Items from a data source

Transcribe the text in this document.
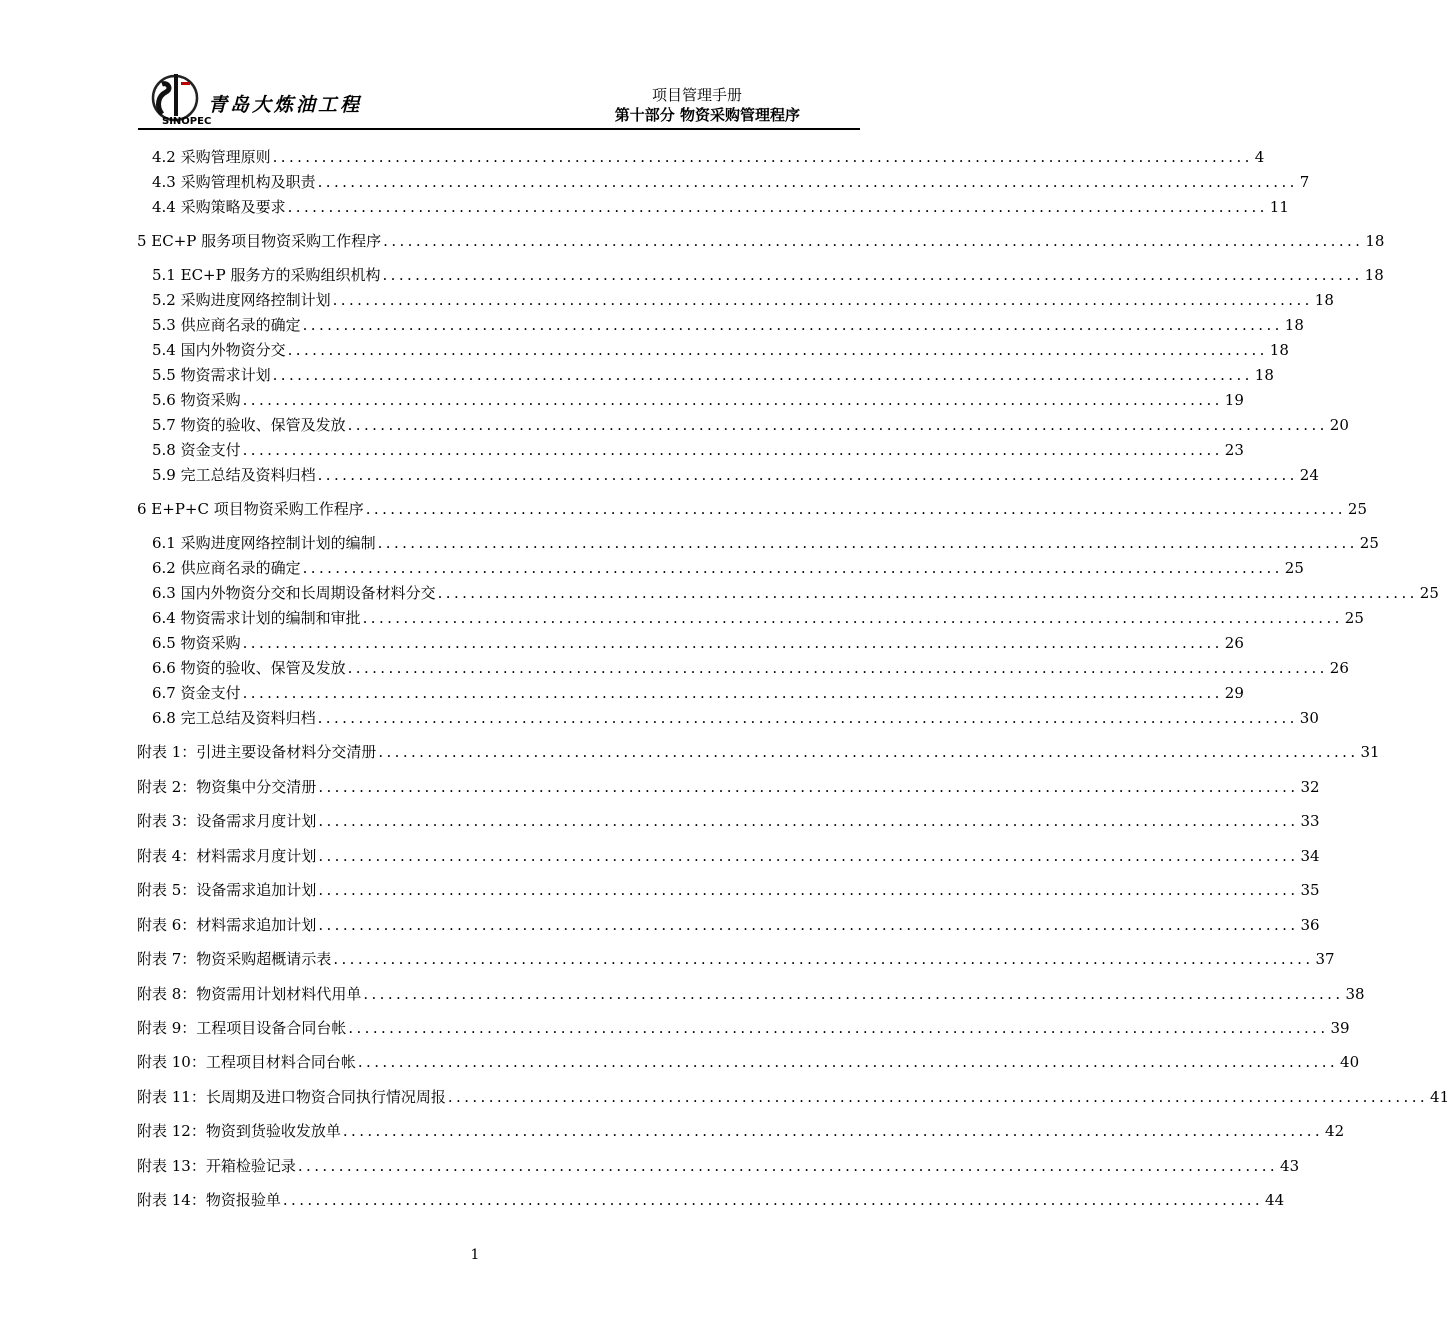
SINOPEC
青岛大炼油工程	项目管理手册
第十部分 物资采购管理程序
4.2 采购管理原则 ........................................................................................................................ 4
4.3 采购管理机构及职责 ........................................................................................................................ 7
4.4 采购策略及要求 ........................................................................................................................ 11
5 EC+P 服务项目物资采购工作程序 ........................................................................................................................ 18
5.1 EC+P 服务方的采购组织机构 ........................................................................................................................ 18
5.2 采购进度网络控制计划 ........................................................................................................................ 18
5.3 供应商名录的确定 ........................................................................................................................ 18
5.4 国内外物资分交 ........................................................................................................................ 18
5.5 物资需求计划 ........................................................................................................................ 18
5.6 物资采购 ........................................................................................................................ 19
5.7 物资的验收、保管及发放 ........................................................................................................................ 20
5.8 资金支付 ........................................................................................................................ 23
5.9 完工总结及资料归档 ........................................................................................................................ 24
6 E+P+C 项目物资采购工作程序 ........................................................................................................................ 25
6.1 采购进度网络控制计划的编制 ........................................................................................................................ 25
6.2 供应商名录的确定 ........................................................................................................................ 25
6.3 国内外物资分交和长周期设备材料分交 ........................................................................................................................ 25
6.4 物资需求计划的编制和审批 ........................................................................................................................ 25
6.5 物资采购 ........................................................................................................................ 26
6.6 物资的验收、保管及发放 ........................................................................................................................ 26
6.7 资金支付 ........................................................................................................................ 29
6.8 完工总结及资料归档 ........................................................................................................................ 30
附表 1：引进主要设备材料分交清册 ........................................................................................................................ 31
附表 2：物资集中分交清册 ........................................................................................................................ 32
附表 3：设备需求月度计划 ........................................................................................................................ 33
附表 4：材料需求月度计划 ........................................................................................................................ 34
附表 5：设备需求追加计划 ........................................................................................................................ 35
附表 6：材料需求追加计划 ........................................................................................................................ 36
附表 7：物资采购超概请示表 ........................................................................................................................ 37
附表 8：物资需用计划材料代用单 ........................................................................................................................ 38
附表 9：工程项目设备合同台帐 ........................................................................................................................ 39
附表 10：工程项目材料合同台帐 ........................................................................................................................ 40
附表 11：长周期及进口物资合同执行情况周报 ........................................................................................................................ 41
附表 12：物资到货验收发放单 ........................................................................................................................ 42
附表 13：开箱检验记录 ........................................................................................................................ 43
附表 14：物资报验单 ........................................................................................................................ 44
1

- Direction
Skip the pictures, then retype every line above exactly.

- Reply
Transcribe the text in this document.
SINOPEC
青岛大炼油工程	项目管理手册
第十部分 物资采购管理程序
4.2 采购管理原则 ........................................................................................................................ 4
4.3 采购管理机构及职责 ........................................................................................................................ 7
4.4 采购策略及要求 ........................................................................................................................ 11
5 EC+P 服务项目物资采购工作程序 ........................................................................................................................ 18
5.1 EC+P 服务方的采购组织机构 ........................................................................................................................ 18
5.2 采购进度网络控制计划 ........................................................................................................................ 18
5.3 供应商名录的确定 ........................................................................................................................ 18
5.4 国内外物资分交 ........................................................................................................................ 18
5.5 物资需求计划 ........................................................................................................................ 18
5.6 物资采购 ........................................................................................................................ 19
5.7 物资的验收、保管及发放 ........................................................................................................................ 20
5.8 资金支付 ........................................................................................................................ 23
5.9 完工总结及资料归档 ........................................................................................................................ 24
6 E+P+C 项目物资采购工作程序 ........................................................................................................................ 25
6.1 采购进度网络控制计划的编制 ........................................................................................................................ 25
6.2 供应商名录的确定 ........................................................................................................................ 25
6.3 国内外物资分交和长周期设备材料分交 ........................................................................................................................ 25
6.4 物资需求计划的编制和审批 ........................................................................................................................ 25
6.5 物资采购 ........................................................................................................................ 26
6.6 物资的验收、保管及发放 ........................................................................................................................ 26
6.7 资金支付 ........................................................................................................................ 29
6.8 完工总结及资料归档 ........................................................................................................................ 30
附表 1：引进主要设备材料分交清册 ........................................................................................................................ 31
附表 2：物资集中分交清册 ........................................................................................................................ 32
附表 3：设备需求月度计划 ........................................................................................................................ 33
附表 4：材料需求月度计划 ........................................................................................................................ 34
附表 5：设备需求追加计划 ........................................................................................................................ 35
附表 6：材料需求追加计划 ........................................................................................................................ 36
附表 7：物资采购超概请示表 ........................................................................................................................ 37
附表 8：物资需用计划材料代用单 ........................................................................................................................ 38
附表 9：工程项目设备合同台帐 ........................................................................................................................ 39
附表 10：工程项目材料合同台帐 ........................................................................................................................ 40
附表 11：长周期及进口物资合同执行情况周报 ........................................................................................................................ 41
附表 12：物资到货验收发放单 ........................................................................................................................ 42
附表 13：开箱检验记录 ........................................................................................................................ 43
附表 14：物资报验单 ........................................................................................................................ 44
1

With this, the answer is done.